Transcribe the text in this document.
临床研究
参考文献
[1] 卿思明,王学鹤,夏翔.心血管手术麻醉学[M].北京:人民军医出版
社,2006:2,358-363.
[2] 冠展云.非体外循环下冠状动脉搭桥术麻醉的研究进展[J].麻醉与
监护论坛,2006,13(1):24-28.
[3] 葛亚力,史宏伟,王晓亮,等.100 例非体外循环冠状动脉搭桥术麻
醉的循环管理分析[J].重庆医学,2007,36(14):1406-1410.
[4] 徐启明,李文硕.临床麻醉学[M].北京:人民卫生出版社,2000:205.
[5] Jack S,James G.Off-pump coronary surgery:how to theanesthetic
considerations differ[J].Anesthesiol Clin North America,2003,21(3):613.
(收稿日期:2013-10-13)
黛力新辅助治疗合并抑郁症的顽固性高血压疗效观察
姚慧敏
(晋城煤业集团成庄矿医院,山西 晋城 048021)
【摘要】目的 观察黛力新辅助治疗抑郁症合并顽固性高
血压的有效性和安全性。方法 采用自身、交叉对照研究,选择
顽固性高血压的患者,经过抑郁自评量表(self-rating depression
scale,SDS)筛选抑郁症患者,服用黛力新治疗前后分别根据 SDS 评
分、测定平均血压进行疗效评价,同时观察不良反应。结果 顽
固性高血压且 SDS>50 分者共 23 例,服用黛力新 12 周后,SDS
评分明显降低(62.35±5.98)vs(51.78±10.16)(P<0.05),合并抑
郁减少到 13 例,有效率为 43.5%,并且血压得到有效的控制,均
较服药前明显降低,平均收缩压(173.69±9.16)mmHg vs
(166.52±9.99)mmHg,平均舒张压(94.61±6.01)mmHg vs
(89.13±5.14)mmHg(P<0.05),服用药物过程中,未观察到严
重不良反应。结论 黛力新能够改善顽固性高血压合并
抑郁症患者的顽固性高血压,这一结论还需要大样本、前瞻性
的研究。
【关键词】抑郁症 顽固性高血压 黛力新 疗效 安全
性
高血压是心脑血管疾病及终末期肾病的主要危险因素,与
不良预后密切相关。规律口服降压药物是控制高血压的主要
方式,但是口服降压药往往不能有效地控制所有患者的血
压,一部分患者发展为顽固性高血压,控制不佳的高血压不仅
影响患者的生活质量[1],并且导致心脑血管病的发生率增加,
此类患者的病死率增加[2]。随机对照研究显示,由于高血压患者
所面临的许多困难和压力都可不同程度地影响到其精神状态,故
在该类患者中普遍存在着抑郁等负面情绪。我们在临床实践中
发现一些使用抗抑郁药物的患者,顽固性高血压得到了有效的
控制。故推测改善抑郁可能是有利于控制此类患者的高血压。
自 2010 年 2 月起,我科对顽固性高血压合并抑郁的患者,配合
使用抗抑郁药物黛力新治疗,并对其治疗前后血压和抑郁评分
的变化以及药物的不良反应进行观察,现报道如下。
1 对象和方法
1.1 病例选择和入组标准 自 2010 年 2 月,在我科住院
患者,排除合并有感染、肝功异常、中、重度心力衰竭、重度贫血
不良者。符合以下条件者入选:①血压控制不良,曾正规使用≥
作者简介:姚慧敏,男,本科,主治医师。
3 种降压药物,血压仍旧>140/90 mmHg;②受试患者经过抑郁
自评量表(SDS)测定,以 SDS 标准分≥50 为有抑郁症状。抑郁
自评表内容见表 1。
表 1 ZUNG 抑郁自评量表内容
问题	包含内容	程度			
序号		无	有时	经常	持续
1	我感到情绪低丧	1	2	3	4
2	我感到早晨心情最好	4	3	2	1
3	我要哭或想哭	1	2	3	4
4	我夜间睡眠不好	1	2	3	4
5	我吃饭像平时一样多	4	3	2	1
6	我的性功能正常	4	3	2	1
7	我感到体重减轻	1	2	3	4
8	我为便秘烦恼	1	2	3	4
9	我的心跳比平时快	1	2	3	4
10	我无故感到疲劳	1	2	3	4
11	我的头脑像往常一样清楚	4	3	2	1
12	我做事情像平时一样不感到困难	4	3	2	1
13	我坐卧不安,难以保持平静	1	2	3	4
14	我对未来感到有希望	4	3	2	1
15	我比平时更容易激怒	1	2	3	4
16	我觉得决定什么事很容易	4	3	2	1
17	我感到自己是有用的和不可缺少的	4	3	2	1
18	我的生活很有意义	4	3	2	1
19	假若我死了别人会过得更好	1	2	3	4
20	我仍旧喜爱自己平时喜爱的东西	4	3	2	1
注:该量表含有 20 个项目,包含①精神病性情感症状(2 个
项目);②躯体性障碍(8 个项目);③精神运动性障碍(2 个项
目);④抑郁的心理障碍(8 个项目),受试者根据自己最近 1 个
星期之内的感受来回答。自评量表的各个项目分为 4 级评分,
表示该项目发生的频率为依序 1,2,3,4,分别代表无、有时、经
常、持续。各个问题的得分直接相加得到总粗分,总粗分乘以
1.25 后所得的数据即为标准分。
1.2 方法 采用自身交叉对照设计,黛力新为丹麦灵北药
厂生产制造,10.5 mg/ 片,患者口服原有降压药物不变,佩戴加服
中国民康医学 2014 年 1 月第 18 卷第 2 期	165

☆ ☆ ☆ ☆ ☆

What the task requires>
Using the data above, copy each line that contains "mmHg".

Exercise response>
较服药前明显降低,平均收缩压(173.69±9.16)mmHg vs
(166.52±9.99)mmHg,平均舒张压(94.61±6.01)mmHg vs
(89.13±5.14)mmHg(P<0.05),服用药物过程中,未观察到严
3 种降压药物,血压仍旧>140/90 mmHg;②受试患者经过抑郁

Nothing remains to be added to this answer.